■ EXERCISE
Find all lines in the records that include the word "Войкова", and copy them out.

━━━━━━

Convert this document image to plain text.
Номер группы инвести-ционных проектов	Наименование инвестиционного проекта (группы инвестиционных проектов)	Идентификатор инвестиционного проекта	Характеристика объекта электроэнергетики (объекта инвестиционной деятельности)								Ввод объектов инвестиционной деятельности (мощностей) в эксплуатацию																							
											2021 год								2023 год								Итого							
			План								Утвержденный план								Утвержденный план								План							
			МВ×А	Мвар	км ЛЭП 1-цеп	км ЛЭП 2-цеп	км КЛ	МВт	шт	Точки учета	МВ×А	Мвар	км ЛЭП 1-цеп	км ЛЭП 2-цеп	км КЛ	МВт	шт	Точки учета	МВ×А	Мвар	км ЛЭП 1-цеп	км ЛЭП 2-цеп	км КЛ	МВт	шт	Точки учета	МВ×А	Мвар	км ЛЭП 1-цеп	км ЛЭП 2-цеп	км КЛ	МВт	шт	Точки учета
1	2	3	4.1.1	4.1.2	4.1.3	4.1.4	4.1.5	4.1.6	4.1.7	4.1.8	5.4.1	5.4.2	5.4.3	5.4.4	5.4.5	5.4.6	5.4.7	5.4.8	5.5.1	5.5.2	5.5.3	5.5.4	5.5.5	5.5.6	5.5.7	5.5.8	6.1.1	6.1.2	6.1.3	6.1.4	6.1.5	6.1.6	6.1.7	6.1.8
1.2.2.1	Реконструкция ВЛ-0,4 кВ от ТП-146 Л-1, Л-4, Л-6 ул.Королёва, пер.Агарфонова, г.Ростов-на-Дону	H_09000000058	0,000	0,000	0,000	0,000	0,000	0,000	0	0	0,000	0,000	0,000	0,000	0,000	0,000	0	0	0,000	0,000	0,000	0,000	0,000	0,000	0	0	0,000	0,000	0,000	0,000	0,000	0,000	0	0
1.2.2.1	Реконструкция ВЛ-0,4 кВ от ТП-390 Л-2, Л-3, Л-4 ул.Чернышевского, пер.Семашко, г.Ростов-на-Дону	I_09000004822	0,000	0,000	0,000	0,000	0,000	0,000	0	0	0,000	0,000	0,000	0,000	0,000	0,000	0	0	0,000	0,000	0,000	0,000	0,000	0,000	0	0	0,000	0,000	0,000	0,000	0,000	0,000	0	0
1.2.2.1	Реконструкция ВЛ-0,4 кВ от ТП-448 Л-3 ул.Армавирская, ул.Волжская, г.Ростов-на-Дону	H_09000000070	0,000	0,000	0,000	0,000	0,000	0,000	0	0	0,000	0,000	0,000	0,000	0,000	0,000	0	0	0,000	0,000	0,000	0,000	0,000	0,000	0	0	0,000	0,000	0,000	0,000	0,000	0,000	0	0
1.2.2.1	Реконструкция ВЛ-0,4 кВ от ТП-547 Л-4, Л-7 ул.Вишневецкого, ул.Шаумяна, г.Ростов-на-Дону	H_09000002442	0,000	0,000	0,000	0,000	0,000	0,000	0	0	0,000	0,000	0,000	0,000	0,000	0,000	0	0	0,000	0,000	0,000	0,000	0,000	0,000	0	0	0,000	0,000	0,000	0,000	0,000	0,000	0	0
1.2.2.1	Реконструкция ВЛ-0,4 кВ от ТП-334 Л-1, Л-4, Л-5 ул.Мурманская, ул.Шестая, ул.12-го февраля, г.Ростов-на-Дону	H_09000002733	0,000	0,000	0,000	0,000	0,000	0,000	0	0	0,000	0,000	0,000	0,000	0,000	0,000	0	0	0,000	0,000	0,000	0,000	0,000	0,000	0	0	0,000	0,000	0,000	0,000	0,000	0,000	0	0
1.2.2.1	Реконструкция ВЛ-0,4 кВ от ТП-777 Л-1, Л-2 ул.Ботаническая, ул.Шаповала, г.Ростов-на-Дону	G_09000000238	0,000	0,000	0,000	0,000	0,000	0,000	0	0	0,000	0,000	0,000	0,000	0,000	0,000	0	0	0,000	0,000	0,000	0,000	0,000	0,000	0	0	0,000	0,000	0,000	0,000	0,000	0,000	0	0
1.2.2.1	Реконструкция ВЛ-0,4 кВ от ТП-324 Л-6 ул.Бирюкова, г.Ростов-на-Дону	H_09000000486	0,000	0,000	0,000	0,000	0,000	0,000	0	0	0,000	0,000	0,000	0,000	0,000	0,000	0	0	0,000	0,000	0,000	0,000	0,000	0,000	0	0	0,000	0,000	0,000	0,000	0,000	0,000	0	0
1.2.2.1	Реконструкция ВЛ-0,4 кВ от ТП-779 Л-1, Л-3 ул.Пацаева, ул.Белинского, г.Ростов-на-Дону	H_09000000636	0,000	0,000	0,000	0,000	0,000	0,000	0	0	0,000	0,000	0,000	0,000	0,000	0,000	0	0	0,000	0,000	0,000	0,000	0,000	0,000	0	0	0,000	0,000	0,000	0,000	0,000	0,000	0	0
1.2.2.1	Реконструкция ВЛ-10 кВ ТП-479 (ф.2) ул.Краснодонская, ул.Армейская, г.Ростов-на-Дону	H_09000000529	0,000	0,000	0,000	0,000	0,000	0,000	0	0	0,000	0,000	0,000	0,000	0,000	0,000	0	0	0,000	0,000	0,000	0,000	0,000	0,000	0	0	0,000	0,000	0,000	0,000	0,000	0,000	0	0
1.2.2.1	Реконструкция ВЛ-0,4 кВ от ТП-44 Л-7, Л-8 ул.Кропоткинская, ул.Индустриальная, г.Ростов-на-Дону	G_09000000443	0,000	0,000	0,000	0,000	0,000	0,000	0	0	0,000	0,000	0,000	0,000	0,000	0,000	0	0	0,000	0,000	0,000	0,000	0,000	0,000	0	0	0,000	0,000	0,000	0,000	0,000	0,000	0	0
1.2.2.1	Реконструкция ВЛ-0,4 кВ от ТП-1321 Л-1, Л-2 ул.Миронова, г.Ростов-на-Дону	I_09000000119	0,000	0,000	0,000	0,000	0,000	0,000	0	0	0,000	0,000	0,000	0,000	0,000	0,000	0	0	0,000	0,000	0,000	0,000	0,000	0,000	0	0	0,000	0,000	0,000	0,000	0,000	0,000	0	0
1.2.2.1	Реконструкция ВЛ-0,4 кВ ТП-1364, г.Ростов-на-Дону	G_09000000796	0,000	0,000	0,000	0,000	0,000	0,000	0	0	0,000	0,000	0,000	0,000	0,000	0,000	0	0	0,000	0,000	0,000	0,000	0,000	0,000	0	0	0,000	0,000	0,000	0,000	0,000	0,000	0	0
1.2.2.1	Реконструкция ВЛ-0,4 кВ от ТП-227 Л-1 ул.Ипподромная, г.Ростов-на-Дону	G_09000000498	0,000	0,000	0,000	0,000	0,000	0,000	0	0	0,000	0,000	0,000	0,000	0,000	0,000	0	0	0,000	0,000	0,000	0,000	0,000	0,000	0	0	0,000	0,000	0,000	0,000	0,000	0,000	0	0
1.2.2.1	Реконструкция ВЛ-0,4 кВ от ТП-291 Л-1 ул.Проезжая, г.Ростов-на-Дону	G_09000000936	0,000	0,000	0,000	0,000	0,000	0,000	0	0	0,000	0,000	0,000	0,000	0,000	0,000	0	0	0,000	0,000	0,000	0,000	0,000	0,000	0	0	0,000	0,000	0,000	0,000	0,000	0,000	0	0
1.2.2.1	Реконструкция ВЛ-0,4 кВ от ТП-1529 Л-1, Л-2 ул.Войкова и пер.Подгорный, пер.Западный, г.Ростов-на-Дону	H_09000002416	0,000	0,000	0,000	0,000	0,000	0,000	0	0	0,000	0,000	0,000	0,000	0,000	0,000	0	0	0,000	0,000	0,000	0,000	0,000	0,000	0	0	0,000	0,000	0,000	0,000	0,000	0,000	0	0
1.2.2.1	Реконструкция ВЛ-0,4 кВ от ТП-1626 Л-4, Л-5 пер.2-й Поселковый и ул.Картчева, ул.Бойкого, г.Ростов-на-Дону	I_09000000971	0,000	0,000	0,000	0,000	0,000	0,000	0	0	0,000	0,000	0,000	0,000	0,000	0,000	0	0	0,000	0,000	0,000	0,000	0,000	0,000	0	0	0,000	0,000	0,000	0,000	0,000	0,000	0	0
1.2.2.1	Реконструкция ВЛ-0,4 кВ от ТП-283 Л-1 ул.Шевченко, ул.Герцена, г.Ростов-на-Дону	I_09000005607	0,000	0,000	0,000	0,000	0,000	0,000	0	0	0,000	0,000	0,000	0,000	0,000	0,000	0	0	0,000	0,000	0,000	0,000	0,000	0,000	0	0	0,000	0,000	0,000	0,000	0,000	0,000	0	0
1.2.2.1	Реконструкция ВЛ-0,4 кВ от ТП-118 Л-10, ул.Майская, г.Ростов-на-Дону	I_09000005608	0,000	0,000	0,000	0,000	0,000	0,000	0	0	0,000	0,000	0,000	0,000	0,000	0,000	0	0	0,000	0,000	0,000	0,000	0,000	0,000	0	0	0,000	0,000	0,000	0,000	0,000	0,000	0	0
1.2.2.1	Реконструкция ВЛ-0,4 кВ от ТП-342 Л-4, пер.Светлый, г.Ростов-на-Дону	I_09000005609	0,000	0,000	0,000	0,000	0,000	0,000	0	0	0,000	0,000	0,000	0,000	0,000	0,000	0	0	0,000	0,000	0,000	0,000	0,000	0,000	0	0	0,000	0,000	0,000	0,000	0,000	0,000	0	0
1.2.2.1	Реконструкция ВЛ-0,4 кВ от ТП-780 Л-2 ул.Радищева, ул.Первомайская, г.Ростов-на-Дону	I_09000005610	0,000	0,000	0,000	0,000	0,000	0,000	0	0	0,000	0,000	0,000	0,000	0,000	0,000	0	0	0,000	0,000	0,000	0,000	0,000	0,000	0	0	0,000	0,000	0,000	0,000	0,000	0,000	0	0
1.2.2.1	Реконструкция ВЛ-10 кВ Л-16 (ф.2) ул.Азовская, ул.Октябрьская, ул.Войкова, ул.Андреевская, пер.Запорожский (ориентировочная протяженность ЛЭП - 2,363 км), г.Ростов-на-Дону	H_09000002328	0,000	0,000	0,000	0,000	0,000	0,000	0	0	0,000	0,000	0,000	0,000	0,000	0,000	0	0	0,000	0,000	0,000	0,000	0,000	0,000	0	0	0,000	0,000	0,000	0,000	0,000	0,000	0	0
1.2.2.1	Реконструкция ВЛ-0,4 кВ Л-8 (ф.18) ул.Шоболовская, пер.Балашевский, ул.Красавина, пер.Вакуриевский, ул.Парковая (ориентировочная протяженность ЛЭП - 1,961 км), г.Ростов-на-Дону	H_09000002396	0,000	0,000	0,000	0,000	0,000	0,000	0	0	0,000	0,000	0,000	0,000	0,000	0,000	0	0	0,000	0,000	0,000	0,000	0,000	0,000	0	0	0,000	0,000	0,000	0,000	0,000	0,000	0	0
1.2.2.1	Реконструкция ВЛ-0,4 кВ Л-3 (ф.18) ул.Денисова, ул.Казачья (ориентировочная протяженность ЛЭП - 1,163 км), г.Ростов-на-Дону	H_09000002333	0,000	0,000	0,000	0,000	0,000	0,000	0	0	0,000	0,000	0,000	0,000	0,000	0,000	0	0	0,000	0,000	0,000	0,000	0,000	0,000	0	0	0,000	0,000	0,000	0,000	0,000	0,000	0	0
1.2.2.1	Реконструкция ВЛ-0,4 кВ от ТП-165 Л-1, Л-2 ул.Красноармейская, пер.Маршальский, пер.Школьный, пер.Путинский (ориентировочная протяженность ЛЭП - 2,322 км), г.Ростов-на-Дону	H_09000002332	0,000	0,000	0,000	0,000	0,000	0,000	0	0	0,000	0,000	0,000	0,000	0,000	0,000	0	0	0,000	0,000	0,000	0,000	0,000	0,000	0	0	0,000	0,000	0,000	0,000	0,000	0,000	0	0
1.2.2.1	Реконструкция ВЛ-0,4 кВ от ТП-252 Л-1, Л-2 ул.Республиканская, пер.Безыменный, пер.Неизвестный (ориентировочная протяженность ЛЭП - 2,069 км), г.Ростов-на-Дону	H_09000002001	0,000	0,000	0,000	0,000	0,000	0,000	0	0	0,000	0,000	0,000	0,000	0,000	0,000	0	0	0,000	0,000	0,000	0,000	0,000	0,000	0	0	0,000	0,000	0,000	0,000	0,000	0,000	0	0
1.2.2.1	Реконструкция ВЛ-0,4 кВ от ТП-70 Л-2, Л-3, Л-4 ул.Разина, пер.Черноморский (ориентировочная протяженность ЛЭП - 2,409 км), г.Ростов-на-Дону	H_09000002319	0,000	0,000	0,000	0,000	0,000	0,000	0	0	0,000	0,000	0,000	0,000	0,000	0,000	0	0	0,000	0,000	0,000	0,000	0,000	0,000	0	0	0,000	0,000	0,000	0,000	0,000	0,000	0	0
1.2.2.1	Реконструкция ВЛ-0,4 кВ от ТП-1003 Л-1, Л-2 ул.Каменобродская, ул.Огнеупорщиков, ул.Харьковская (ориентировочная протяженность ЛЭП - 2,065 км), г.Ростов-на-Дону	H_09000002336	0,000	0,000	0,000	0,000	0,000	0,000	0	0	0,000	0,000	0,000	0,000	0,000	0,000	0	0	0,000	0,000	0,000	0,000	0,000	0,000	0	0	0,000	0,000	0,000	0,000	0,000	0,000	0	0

━━━━━━

■ EXERCISE ANSWER
1.2.2.1	Реконструкция ВЛ-0,4 кВ от ТП-1529 Л-1, Л-2 ул.Войкова и пер.Подгорный, пер.Западный, г.Ростов-на-Дону	H_09000002416	0,000	0,000	0,000	0,000	0,000	0,000	0	0	0,000	0,000	0,000	0,000	0,000	0,000	0	0	0,000	0,000	0,000	0,000	0,000	0,000	0	0	0,000	0,000	0,000	0,000	0,000	0,000	0	0
1.2.2.1	Реконструкция ВЛ-10 кВ Л-16 (ф.2) ул.Азовская, ул.Октябрьская, ул.Войкова, ул.Андреевская, пер.Запорожский (ориентировочная протяженность ЛЭП - 2,363 км), г.Ростов-на-Дону	H_09000002328	0,000	0,000	0,000	0,000	0,000	0,000	0	0	0,000	0,000	0,000	0,000	0,000	0,000	0	0	0,000	0,000	0,000	0,000	0,000	0,000	0	0	0,000	0,000	0,000	0,000	0,000	0,000	0	0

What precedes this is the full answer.